* **GIVEN RECORDS**:

>>>>

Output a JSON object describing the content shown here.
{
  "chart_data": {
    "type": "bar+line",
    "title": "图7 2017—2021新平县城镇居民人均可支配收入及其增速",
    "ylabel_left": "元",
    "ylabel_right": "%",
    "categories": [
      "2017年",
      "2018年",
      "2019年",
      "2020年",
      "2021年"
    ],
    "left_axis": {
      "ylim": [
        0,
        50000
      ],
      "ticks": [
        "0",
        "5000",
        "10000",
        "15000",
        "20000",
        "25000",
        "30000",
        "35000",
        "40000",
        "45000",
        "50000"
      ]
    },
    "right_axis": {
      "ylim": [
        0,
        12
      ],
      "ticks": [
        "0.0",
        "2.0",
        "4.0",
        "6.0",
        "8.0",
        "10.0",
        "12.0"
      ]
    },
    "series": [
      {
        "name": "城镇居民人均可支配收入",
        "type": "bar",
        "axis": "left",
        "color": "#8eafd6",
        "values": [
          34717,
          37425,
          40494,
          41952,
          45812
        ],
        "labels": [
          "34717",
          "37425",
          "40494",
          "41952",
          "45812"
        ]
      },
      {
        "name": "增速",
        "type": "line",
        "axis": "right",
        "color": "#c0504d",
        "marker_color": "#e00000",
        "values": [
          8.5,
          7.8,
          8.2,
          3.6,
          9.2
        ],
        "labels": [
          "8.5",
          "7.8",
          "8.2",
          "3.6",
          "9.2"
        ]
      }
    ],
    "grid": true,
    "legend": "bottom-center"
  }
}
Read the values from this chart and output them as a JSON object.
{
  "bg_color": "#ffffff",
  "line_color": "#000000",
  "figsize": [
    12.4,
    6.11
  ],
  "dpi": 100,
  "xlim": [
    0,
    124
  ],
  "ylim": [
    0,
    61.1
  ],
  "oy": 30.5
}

<<<<

* **PROBLEM REQUIREMENTS**: Reproduce only the lines running from the one with "Read the values" through the final line of the listing above, both ends included.

* **FINAL RESULT**:
Read the values from this chart and output them as a JSON object.
{
  "bg_color": "#ffffff",
  "line_color": "#000000",
  "figsize": [
    12.4,
    6.11
  ],
  "dpi": 100,
  "xlim": [
    0,
    124
  ],
  "ylim": [
    0,
    61.1
  ],
  "oy": 30.5
}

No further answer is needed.